CHALLENGE: What follows is a listing; restate every line of it word for word.

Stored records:
·····
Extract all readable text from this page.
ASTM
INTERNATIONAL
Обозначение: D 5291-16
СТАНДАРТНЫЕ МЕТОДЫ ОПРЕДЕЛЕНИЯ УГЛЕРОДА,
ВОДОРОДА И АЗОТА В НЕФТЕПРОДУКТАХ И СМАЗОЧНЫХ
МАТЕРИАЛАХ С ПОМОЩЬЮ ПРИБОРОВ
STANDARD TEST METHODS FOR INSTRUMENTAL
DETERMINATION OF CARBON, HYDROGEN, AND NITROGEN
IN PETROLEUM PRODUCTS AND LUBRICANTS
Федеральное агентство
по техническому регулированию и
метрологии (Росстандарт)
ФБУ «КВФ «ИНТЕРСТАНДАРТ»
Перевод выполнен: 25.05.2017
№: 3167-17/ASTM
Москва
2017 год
·····
TASK RESULT:
Extract all readable text from this page.
ASTM
INTERNATIONAL
Обозначение: D 5291-16
СТАНДАРТНЫЕ МЕТОДЫ ОПРЕДЕЛЕНИЯ УГЛЕРОДА,
ВОДОРОДА И АЗОТА В НЕФТЕПРОДУКТАХ И СМАЗОЧНЫХ
МАТЕРИАЛАХ С ПОМОЩЬЮ ПРИБОРОВ
STANDARD TEST METHODS FOR INSTRUMENTAL
DETERMINATION OF CARBON, HYDROGEN, AND NITROGEN
IN PETROLEUM PRODUCTS AND LUBRICANTS
Федеральное агентство
по техническому регулированию и
метрологии (Росстандарт)
ФБУ «КВФ «ИНТЕРСТАНДАРТ»
Перевод выполнен: 25.05.2017
№: 3167-17/ASTM
Москва
2017 год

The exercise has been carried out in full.